Lectio divina su Lc 14,1.7-14
Invocare
O Dio, che chiami i poveri e i
peccatori alla festosa assemblea della nuova alleanza, fa’ che la tua Chiesa
onori la presenza del Signore negli umili e nei sofferenti, e tutti ci
riconosciamo fratelli intorno alla tua mensa. Per Cristo nostro Signore. Amen.
Leggere
1 Un sabato si recò a casa di uno dei
capi dei farisei per pranzare ed essi stavano a osservarlo. 7 Diceva agli
invitati una parabola, notando come sceglievano i primi posti: 8 «Quando sei
invitato a nozze da qualcuno, non metterti al primo posto, perché non ci sia un
altro invitato più degno di te, 9 e colui che ha invitato te e lui venga a
dirti: «Cedigli il posto!». Allora dovrai con vergogna occupare l’ultimo posto.
10 Invece, quando sei invitato, va’ a metterti all’ultimo posto, perché quando
viene colui che ti ha invitato ti dica: «Amico, vieni più avanti!». Allora ne
avrai onore davanti a tutti i commensali. 11 Perché chiunque si esalta sarà
umiliato, e chi si umilia sarà esaltato».

ESERCIZIO SCRITTO A →
Per favore, copia senza modifiche le righe dell'elenco a partire da quella che contiene "username-blurred[interactable]: [62, 244, 108, 258]" e fino a quella che contiene "timestamp: 2小时前: [107, 308, 153, 323]", comprese entrambe.
La lectio divina e l'elenco provengono da fonti diverse.

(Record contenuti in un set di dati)
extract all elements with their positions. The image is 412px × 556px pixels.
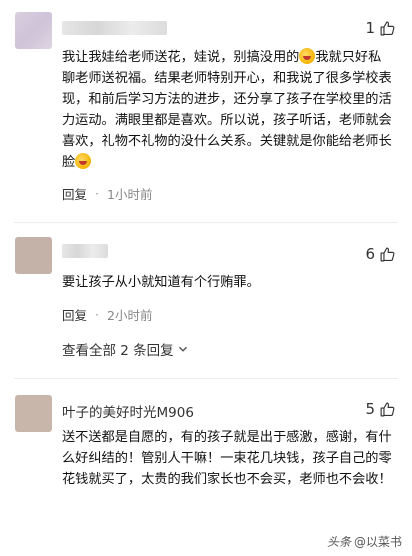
username-blurred[interactable]: [62, 244, 108, 258]
separator-dot: ·: [95, 307, 99, 322]
like-count: 1: [365, 19, 375, 37]
reply-button[interactable]: 回复: [62, 305, 87, 324]
comment-2: 6 要让孩子从小就知道有个行贿罪。 回复 · 2小时前 查看全部 2 条回复: [0, 222, 412, 362]
like-count: 6: [365, 245, 375, 263]
comment-meta: 回复 · 1小时前: [62, 184, 152, 203]
like-button[interactable]: 1: [365, 19, 396, 37]
thumbs-up-icon: [380, 402, 395, 416]
comment-text: 我让我娃给老师送花，娃说，别搞没用的 我就只好私聊老师送祝福。结果老师特别开心，和…: [62, 48, 392, 170]
avatar[interactable]: [15, 12, 52, 49]
separator-dot: ·: [95, 186, 99, 201]
comment-1: 1 我让我娃给老师送花，娃说，别搞没用的 我就只好私聊老师送祝福。结果老师特别开心…: [0, 0, 412, 203]
comment-3: 叶子的美好时光M906 5 送不送都是自愿的，有的孩子就是出于感激，感谢，有什么…: [0, 378, 412, 556]
like-count: 5: [365, 400, 375, 418]
chevron-down-icon: [178, 346, 187, 352]
watermark-handle: @以菜书: [353, 535, 402, 549]
comment-text: 要让孩子从小就知道有个行贿罪。: [62, 275, 260, 290]
comment-meta: 回复 · 2小时前: [62, 305, 152, 324]
like-button[interactable]: 5: [365, 400, 396, 418]
timestamp: 1小时前: [107, 187, 153, 202]
watermark: 头条 @以菜书: [327, 533, 402, 550]
view-all-replies-label: 查看全部 2 条回复: [62, 343, 174, 359]
laughing-emoji-icon: [299, 48, 316, 64]
username[interactable]: 叶子的美好时光M906: [62, 401, 194, 421]
like-button[interactable]: 6: [365, 245, 396, 263]
laughing-emoji-icon: [75, 153, 92, 169]
watermark-brand: 头条: [326, 535, 351, 549]
reply-button[interactable]: 回复: [62, 184, 87, 203]
username-blurred[interactable]: [62, 21, 167, 35]
view-all-replies-button[interactable]: 查看全部 2 条回复: [62, 339, 188, 359]
avatar[interactable]: [15, 395, 52, 432]
thumbs-up-icon: [380, 21, 395, 35]
thumbs-up-icon: [380, 247, 395, 261]
comment-text: 送不送都是自愿的，有的孩子就是出于感激，感谢，有什么好纠结的！管别人干嘛！一束花…: [62, 430, 392, 487]
avatar[interactable]: [15, 237, 52, 274]
timestamp: 2小时前: [107, 308, 153, 323]
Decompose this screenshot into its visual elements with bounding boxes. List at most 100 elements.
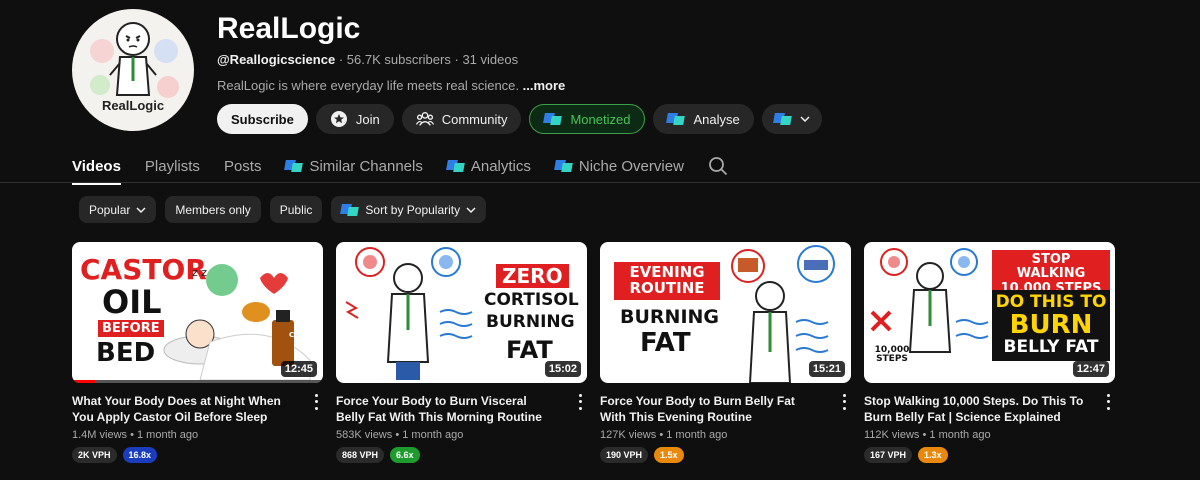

ESERCIZIO SCRITTO B →
Riprendi la lectio divina sul Vangelo di Luca e proseguila dopo l'ultima frase riportata.

RISULTATO FINALE A →
username-blurred[interactable]: [62, 244, 108, 258]
separator-dot: ·: [95, 307, 99, 322]
like-count: 1: [365, 19, 375, 37]
reply-button[interactable]: 回复: [62, 305, 87, 324]
comment-2: 6 要让孩子从小就知道有个行贿罪。 回复 · 2小时前 查看全部 2 条回复: [0, 222, 412, 362]
like-count: 6: [365, 245, 375, 263]
comment-meta: 回复 · 1小时前: [62, 184, 152, 203]
like-button[interactable]: 1: [365, 19, 396, 37]
thumbs-up-icon: [380, 402, 395, 416]
comment-text: 我让我娃给老师送花，娃说，别搞没用的 我就只好私聊老师送祝福。结果老师特别开心，和…: [62, 48, 392, 170]
avatar[interactable]: [15, 12, 52, 49]
separator-dot: ·: [95, 186, 99, 201]
comment-1: 1 我让我娃给老师送花，娃说，别搞没用的 我就只好私聊老师送祝福。结果老师特别开心…: [0, 0, 412, 203]
comment-3: 叶子的美好时光M906 5 送不送都是自愿的，有的孩子就是出于感激，感谢，有什么…: [0, 378, 412, 556]
like-count: 5: [365, 400, 375, 418]
chevron-down-icon: [178, 346, 187, 352]
watermark-handle: @以菜书: [353, 535, 402, 549]
comment-text: 要让孩子从小就知道有个行贿罪。: [62, 275, 260, 290]
comment-meta: 回复 · 2小时前: [62, 305, 152, 324]
like-button[interactable]: 5: [365, 400, 396, 418]
timestamp: 1小时前: [107, 187, 153, 202]
watermark: 头条 @以菜书: [327, 533, 402, 550]
view-all-replies-label: 查看全部 2 条回复: [62, 343, 174, 359]
laughing-emoji-icon: [299, 48, 316, 64]
username[interactable]: 叶子的美好时光M906: [62, 401, 194, 421]
like-button[interactable]: 6: [365, 245, 396, 263]
laughing-emoji-icon: [75, 153, 92, 169]
watermark-brand: 头条: [326, 535, 351, 549]
reply-button[interactable]: 回复: [62, 184, 87, 203]
username-blurred[interactable]: [62, 21, 167, 35]
view-all-replies-button[interactable]: 查看全部 2 条回复: [62, 339, 188, 359]
avatar[interactable]: [15, 395, 52, 432]
thumbs-up-icon: [380, 21, 395, 35]
thumbs-up-icon: [380, 247, 395, 261]
comment-text: 送不送都是自愿的，有的孩子就是出于感激，感谢，有什么好纠结的！管别人干嘛！一束花…: [62, 430, 392, 487]
avatar[interactable]: [15, 237, 52, 274]
timestamp: 2小时前: [107, 308, 153, 323]

RISULTATO FINALE B →
12 Disse poi a colui che l’aveva
invitato: «Quando offri un pranzo o una cena, non invitare i tuoi amici né i
tuoi fratelli né i tuoi parenti né i ricchi vicini, perché a loro volta non ti
invitino anch’essi e tu abbia il contraccambio. 13 Al contrario, quando offri
un banchetto, invita poveri, storpi, zoppi, ciechi; 14 e sarai beato perché non
hanno da ricambiarti. Riceverai infatti la tua ricompensa alla risurrezione dei
giusti».
Silenzio meditativo: Hai preparato, o Dio, una casa per
il povero.
Capire
Gesù, nella sua itineranza, accettava
di buon grado l’ospitalità di chiunque. La sua spiritualità è fondata
sull’offerta gratuita del Regno da parte di Dio. Per lui conta soprattutto
accostarsi a ogni uomo e donna per comunicargli la bella notizia.
Questo annuncio non richiede la
sacralità del culto, ma risuona negli spazi della quotidianità umana per meglio
interpellare la coscienza del singolo e aprirla a Dio. Uno di questi spazi
privilegiati da Gesù è la tavola apparecchiata per un pasto. Per la cultura
antica, soprattutto semitica, condividere un pasto, ancor più se in occasioni
festose, equivale a sancire una comunione di intenti e di destini. Condividere
il pane è simbolo di una condivisione più profonda, quella degli affetti e
degli ideali.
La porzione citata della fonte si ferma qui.